▼

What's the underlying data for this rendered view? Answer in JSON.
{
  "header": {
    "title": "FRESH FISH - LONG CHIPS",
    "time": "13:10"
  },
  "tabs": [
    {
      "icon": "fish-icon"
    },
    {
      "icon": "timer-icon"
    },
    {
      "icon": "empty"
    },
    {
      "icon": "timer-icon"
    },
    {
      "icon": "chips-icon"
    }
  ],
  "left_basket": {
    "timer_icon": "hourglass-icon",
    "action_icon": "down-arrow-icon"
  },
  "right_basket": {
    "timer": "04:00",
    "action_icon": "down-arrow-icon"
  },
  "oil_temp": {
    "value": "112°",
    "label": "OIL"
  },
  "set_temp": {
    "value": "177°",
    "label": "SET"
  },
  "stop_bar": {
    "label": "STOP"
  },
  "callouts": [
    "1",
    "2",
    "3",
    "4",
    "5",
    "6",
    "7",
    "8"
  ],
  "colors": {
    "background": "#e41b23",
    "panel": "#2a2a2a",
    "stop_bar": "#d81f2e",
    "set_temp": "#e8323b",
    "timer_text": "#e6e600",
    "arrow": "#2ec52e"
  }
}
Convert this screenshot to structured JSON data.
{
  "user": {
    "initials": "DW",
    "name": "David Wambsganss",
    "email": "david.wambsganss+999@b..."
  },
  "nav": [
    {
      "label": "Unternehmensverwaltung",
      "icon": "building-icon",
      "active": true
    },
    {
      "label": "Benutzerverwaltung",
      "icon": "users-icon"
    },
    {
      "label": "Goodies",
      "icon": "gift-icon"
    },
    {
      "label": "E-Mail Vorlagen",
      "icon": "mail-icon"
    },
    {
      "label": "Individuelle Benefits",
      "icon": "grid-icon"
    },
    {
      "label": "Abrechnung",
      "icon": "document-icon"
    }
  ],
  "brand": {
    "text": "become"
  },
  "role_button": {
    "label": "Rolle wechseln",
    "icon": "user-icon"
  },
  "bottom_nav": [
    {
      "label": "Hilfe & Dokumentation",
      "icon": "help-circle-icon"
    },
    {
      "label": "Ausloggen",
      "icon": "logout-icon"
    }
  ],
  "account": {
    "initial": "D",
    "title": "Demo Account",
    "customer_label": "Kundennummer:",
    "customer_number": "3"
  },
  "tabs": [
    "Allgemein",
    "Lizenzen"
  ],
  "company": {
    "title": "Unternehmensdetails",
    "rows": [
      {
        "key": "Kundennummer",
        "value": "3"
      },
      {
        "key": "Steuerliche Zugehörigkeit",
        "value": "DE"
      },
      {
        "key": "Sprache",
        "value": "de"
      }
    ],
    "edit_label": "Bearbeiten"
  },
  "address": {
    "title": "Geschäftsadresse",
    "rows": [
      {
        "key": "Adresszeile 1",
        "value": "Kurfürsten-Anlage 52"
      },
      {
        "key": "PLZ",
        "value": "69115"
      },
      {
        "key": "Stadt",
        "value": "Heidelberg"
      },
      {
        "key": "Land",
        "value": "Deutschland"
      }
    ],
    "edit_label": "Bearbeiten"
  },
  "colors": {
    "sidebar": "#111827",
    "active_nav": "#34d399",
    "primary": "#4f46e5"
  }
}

▲

◆ WRITTEN INSTRUCTION
Copy out the whole listing exactly; please set it all down.

◆ FINISHED EXERCISE
What's the underlying data for this rendered view? Answer in JSON.
{
  "header": {
    "title": "FRESH FISH - LONG CHIPS",
    "time": "13:10"
  },
  "tabs": [
    {
      "icon": "fish-icon"
    },
    {
      "icon": "timer-icon"
    },
    {
      "icon": "empty"
    },
    {
      "icon": "timer-icon"
    },
    {
      "icon": "chips-icon"
    }
  ],
  "left_basket": {
    "timer_icon": "hourglass-icon",
    "action_icon": "down-arrow-icon"
  },
  "right_basket": {
    "timer": "04:00",
    "action_icon": "down-arrow-icon"
  },
  "oil_temp": {
    "value": "112°",
    "label": "OIL"
  },
  "set_temp": {
    "value": "177°",
    "label": "SET"
  },
  "stop_bar": {
    "label": "STOP"
  },
  "callouts": [
    "1",
    "2",
    "3",
    "4",
    "5",
    "6",
    "7",
    "8"
  ],
  "colors": {
    "background": "#e41b23",
    "panel": "#2a2a2a",
    "stop_bar": "#d81f2e",
    "set_temp": "#e8323b",
    "timer_text": "#e6e600",
    "arrow": "#2ec52e"
  }
}
Convert this screenshot to structured JSON data.
{
  "user": {
    "initials": "DW",
    "name": "David Wambsganss",
    "email": "david.wambsganss+999@b..."
  },
  "nav": [
    {
      "label": "Unternehmensverwaltung",
      "icon": "building-icon",
      "active": true
    },
    {
      "label": "Benutzerverwaltung",
      "icon": "users-icon"
    },
    {
      "label": "Goodies",
      "icon": "gift-icon"
    },
    {
      "label": "E-Mail Vorlagen",
      "icon": "mail-icon"
    },
    {
      "label": "Individuelle Benefits",
      "icon": "grid-icon"
    },
    {
      "label": "Abrechnung",
      "icon": "document-icon"
    }
  ],
  "brand": {
    "text": "become"
  },
  "role_button": {
    "label": "Rolle wechseln",
    "icon": "user-icon"
  },
  "bottom_nav": [
    {
      "label": "Hilfe & Dokumentation",
      "icon": "help-circle-icon"
    },
    {
      "label": "Ausloggen",
      "icon": "logout-icon"
    }
  ],
  "account": {
    "initial": "D",
    "title": "Demo Account",
    "customer_label": "Kundennummer:",
    "customer_number": "3"
  },
  "tabs": [
    "Allgemein",
    "Lizenzen"
  ],
  "company": {
    "title": "Unternehmensdetails",
    "rows": [
      {
        "key": "Kundennummer",
        "value": "3"
      },
      {
        "key": "Steuerliche Zugehörigkeit",
        "value": "DE"
      },
      {
        "key": "Sprache",
        "value": "de"
      }
    ],
    "edit_label": "Bearbeiten"
  },
  "address": {
    "title": "Geschäftsadresse",
    "rows": [
      {
        "key": "Adresszeile 1",
        "value": "Kurfürsten-Anlage 52"
      },
      {
        "key": "PLZ",
        "value": "69115"
      },
      {
        "key": "Stadt",
        "value": "Heidelberg"
      },
      {
        "key": "Land",
        "value": "Deutschland"
      }
    ],
    "edit_label": "Bearbeiten"
  },
  "colors": {
    "sidebar": "#111827",
    "active_nav": "#34d399",
    "primary": "#4f46e5"
  }
}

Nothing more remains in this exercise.